● **The task**:
Copy the rows unchanged, from the first line up to and including the line with "laborhedseq-input[interactable]: 1196700 ▲".

● **Input data**:
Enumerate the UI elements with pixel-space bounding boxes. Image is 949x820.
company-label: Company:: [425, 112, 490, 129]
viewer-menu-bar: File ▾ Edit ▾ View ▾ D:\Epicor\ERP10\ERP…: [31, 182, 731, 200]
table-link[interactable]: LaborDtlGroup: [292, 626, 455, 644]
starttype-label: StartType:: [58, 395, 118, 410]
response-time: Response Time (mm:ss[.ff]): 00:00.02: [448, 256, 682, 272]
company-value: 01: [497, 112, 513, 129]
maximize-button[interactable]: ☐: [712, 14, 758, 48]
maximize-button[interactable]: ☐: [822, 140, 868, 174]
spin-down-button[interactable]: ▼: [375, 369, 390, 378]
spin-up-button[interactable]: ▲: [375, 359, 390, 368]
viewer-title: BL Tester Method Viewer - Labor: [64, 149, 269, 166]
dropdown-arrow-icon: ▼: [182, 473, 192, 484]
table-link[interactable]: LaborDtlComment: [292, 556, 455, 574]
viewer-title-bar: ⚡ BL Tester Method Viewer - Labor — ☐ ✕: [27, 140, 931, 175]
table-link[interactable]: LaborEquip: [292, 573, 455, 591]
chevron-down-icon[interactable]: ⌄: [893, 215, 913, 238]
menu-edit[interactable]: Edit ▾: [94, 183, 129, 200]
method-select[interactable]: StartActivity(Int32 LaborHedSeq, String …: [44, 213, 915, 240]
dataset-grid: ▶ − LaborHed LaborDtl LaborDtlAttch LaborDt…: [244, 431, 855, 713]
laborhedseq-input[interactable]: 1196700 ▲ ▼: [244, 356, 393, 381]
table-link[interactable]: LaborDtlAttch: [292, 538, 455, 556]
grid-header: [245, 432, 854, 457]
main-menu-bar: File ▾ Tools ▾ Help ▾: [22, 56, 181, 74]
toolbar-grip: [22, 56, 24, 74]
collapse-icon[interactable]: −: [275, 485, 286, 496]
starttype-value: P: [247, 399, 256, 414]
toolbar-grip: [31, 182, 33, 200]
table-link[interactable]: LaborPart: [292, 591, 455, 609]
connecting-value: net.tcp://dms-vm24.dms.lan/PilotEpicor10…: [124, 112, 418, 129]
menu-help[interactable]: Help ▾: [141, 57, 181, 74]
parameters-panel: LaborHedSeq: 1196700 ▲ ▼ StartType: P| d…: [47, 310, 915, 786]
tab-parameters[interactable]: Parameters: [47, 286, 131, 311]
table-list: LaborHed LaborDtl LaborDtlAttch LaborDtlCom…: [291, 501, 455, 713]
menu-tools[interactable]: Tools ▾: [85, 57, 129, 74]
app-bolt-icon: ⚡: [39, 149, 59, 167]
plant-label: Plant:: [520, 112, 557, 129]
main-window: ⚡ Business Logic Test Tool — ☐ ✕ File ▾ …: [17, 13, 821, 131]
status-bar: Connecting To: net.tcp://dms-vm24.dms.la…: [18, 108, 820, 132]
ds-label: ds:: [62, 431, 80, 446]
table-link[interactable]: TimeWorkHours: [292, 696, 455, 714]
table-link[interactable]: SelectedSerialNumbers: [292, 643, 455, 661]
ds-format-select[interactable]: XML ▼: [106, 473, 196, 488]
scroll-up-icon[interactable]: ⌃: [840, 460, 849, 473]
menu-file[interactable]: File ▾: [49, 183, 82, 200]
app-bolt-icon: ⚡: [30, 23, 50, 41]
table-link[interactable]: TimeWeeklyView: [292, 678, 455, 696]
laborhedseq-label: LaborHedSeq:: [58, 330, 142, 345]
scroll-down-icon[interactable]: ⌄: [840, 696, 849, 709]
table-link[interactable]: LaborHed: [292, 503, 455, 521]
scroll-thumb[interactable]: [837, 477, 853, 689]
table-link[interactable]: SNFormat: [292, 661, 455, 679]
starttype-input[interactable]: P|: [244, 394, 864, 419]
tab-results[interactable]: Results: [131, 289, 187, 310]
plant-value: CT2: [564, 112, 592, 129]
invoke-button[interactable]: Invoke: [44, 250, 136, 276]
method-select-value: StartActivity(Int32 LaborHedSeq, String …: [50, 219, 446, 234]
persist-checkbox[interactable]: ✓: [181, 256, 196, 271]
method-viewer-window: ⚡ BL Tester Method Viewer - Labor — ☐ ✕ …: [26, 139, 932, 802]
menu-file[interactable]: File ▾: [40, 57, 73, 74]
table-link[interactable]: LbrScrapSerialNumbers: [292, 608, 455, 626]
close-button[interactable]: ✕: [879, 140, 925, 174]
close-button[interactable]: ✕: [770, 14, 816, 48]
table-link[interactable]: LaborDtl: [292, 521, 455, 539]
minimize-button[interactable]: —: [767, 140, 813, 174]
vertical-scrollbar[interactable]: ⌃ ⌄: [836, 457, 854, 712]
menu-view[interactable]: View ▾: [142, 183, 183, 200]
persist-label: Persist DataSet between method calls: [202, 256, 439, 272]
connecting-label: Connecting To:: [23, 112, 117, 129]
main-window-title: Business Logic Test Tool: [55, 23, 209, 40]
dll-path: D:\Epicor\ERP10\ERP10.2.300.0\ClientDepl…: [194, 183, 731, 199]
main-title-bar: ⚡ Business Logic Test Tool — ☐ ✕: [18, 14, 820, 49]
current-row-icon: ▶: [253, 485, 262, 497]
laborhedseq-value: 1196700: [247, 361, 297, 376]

● **Full output**:
Enumerate the UI elements with pixel-space bounding boxes. Image is 949x820.
company-label: Company:: [425, 112, 490, 129]
viewer-menu-bar: File ▾ Edit ▾ View ▾ D:\Epicor\ERP10\ERP…: [31, 182, 731, 200]
table-link[interactable]: LaborDtlGroup: [292, 626, 455, 644]
starttype-label: StartType:: [58, 395, 118, 410]
response-time: Response Time (mm:ss[.ff]): 00:00.02: [448, 256, 682, 272]
company-value: 01: [497, 112, 513, 129]
maximize-button[interactable]: ☐: [712, 14, 758, 48]
maximize-button[interactable]: ☐: [822, 140, 868, 174]
spin-down-button[interactable]: ▼: [375, 369, 390, 378]
spin-up-button[interactable]: ▲: [375, 359, 390, 368]
viewer-title: BL Tester Method Viewer - Labor: [64, 149, 269, 166]
dropdown-arrow-icon: ▼: [182, 473, 192, 484]
table-link[interactable]: LaborDtlComment: [292, 556, 455, 574]
viewer-title-bar: ⚡ BL Tester Method Viewer - Labor — ☐ ✕: [27, 140, 931, 175]
table-link[interactable]: LaborEquip: [292, 573, 455, 591]
chevron-down-icon[interactable]: ⌄: [893, 215, 913, 238]
menu-edit[interactable]: Edit ▾: [94, 183, 129, 200]
method-select[interactable]: StartActivity(Int32 LaborHedSeq, String …: [44, 213, 915, 240]
dataset-grid: ▶ − LaborHed LaborDtl LaborDtlAttch LaborDt…: [244, 431, 855, 713]
laborhedseq-input[interactable]: 1196700 ▲ ▼: [244, 356, 393, 381]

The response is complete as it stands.